Write out every entry word for word.

Source material ->
──────────

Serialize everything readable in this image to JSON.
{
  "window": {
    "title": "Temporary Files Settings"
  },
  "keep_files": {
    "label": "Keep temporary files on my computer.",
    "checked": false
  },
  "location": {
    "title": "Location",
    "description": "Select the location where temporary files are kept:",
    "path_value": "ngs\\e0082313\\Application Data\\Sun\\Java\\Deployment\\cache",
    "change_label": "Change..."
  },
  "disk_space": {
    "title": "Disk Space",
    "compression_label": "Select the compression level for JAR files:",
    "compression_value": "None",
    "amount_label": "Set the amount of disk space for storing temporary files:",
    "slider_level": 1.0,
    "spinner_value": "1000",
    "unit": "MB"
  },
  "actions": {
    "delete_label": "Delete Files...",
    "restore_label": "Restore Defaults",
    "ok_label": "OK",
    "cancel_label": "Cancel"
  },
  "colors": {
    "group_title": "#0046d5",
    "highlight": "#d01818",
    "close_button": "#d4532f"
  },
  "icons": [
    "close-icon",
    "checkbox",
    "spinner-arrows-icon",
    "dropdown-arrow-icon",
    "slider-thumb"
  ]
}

──────────

Result for this exercise ->
Serialize everything readable in this image to JSON.
{
  "window": {
    "title": "Temporary Files Settings"
  },
  "keep_files": {
    "label": "Keep temporary files on my computer.",
    "checked": false
  },
  "location": {
    "title": "Location",
    "description": "Select the location where temporary files are kept:",
    "path_value": "ngs\\e0082313\\Application Data\\Sun\\Java\\Deployment\\cache",
    "change_label": "Change..."
  },
  "disk_space": {
    "title": "Disk Space",
    "compression_label": "Select the compression level for JAR files:",
    "compression_value": "None",
    "amount_label": "Set the amount of disk space for storing temporary files:",
    "slider_level": 1.0,
    "spinner_value": "1000",
    "unit": "MB"
  },
  "actions": {
    "delete_label": "Delete Files...",
    "restore_label": "Restore Defaults",
    "ok_label": "OK",
    "cancel_label": "Cancel"
  },
  "colors": {
    "group_title": "#0046d5",
    "highlight": "#d01818",
    "close_button": "#d4532f"
  },
  "icons": [
    "close-icon",
    "checkbox",
    "spinner-arrows-icon",
    "dropdown-arrow-icon",
    "slider-thumb"
  ]
}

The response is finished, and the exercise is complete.